** START OF Input for this task **

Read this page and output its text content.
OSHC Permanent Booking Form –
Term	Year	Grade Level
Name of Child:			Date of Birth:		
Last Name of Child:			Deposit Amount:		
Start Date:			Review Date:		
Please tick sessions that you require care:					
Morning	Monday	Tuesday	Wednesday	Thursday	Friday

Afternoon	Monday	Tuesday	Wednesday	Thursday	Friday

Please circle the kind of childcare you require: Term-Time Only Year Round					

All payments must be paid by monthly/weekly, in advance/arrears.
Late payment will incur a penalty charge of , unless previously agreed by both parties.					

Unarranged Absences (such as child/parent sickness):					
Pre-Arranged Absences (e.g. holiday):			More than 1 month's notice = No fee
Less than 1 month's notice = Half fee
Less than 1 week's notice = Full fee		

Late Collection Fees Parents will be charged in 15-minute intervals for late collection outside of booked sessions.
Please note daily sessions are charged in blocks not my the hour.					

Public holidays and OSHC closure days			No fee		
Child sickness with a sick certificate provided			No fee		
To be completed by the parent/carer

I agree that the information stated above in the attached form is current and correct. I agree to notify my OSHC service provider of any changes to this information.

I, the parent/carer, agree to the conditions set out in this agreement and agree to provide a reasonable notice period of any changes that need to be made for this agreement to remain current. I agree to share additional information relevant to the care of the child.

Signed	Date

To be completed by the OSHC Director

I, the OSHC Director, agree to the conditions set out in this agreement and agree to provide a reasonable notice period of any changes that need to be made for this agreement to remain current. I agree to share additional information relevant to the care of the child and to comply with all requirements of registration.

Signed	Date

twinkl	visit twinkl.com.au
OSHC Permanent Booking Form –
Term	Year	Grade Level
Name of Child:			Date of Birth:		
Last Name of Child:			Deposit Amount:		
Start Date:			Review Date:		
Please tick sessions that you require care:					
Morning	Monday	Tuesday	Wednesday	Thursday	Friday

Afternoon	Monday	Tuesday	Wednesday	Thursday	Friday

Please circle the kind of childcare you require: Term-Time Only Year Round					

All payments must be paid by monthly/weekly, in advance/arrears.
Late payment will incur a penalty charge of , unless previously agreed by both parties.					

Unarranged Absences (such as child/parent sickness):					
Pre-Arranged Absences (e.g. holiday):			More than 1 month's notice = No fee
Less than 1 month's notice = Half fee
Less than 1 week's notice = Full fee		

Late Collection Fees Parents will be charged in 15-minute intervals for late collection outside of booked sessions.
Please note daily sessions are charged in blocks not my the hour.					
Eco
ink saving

** END OF Input for this task **

### Exercise details
Exactly reproduce every line of the records.

### Reply
Read this page and output its text content.
OSHC Permanent Booking Form –
Term	Year	Grade Level
Name of Child:			Date of Birth:		
Last Name of Child:			Deposit Amount:		
Start Date:			Review Date:		
Please tick sessions that you require care:					
Morning	Monday	Tuesday	Wednesday	Thursday	Friday

Afternoon	Monday	Tuesday	Wednesday	Thursday	Friday

Please circle the kind of childcare you require: Term-Time Only Year Round					

All payments must be paid by monthly/weekly, in advance/arrears.
Late payment will incur a penalty charge of , unless previously agreed by both parties.					

Unarranged Absences (such as child/parent sickness):					
Pre-Arranged Absences (e.g. holiday):			More than 1 month's notice = No fee
Less than 1 month's notice = Half fee
Less than 1 week's notice = Full fee		

Late Collection Fees Parents will be charged in 15-minute intervals for late collection outside of booked sessions.
Please note daily sessions are charged in blocks not my the hour.					

Public holidays and OSHC closure days			No fee		
Child sickness with a sick certificate provided			No fee		
To be completed by the parent/carer

I agree that the information stated above in the attached form is current and correct. I agree to notify my OSHC service provider of any changes to this information.

I, the parent/carer, agree to the conditions set out in this agreement and agree to provide a reasonable notice period of any changes that need to be made for this agreement to remain current. I agree to share additional information relevant to the care of the child.

Signed	Date

To be completed by the OSHC Director

I, the OSHC Director, agree to the conditions set out in this agreement and agree to provide a reasonable notice period of any changes that need to be made for this agreement to remain current. I agree to share additional information relevant to the care of the child and to comply with all requirements of registration.

Signed	Date

twinkl	visit twinkl.com.au
OSHC Permanent Booking Form –
Term	Year	Grade Level
Name of Child:			Date of Birth:		
Last Name of Child:			Deposit Amount:		
Start Date:			Review Date:		
Please tick sessions that you require care:					
Morning	Monday	Tuesday	Wednesday	Thursday	Friday

Afternoon	Monday	Tuesday	Wednesday	Thursday	Friday

Please circle the kind of childcare you require: Term-Time Only Year Round					

All payments must be paid by monthly/weekly, in advance/arrears.
Late payment will incur a penalty charge of , unless previously agreed by both parties.					

Unarranged Absences (such as child/parent sickness):					
Pre-Arranged Absences (e.g. holiday):			More than 1 month's notice = No fee
Less than 1 month's notice = Half fee
Less than 1 week's notice = Full fee		

Late Collection Fees Parents will be charged in 15-minute intervals for late collection outside of booked sessions.
Please note daily sessions are charged in blocks not my the hour.					
Eco
ink saving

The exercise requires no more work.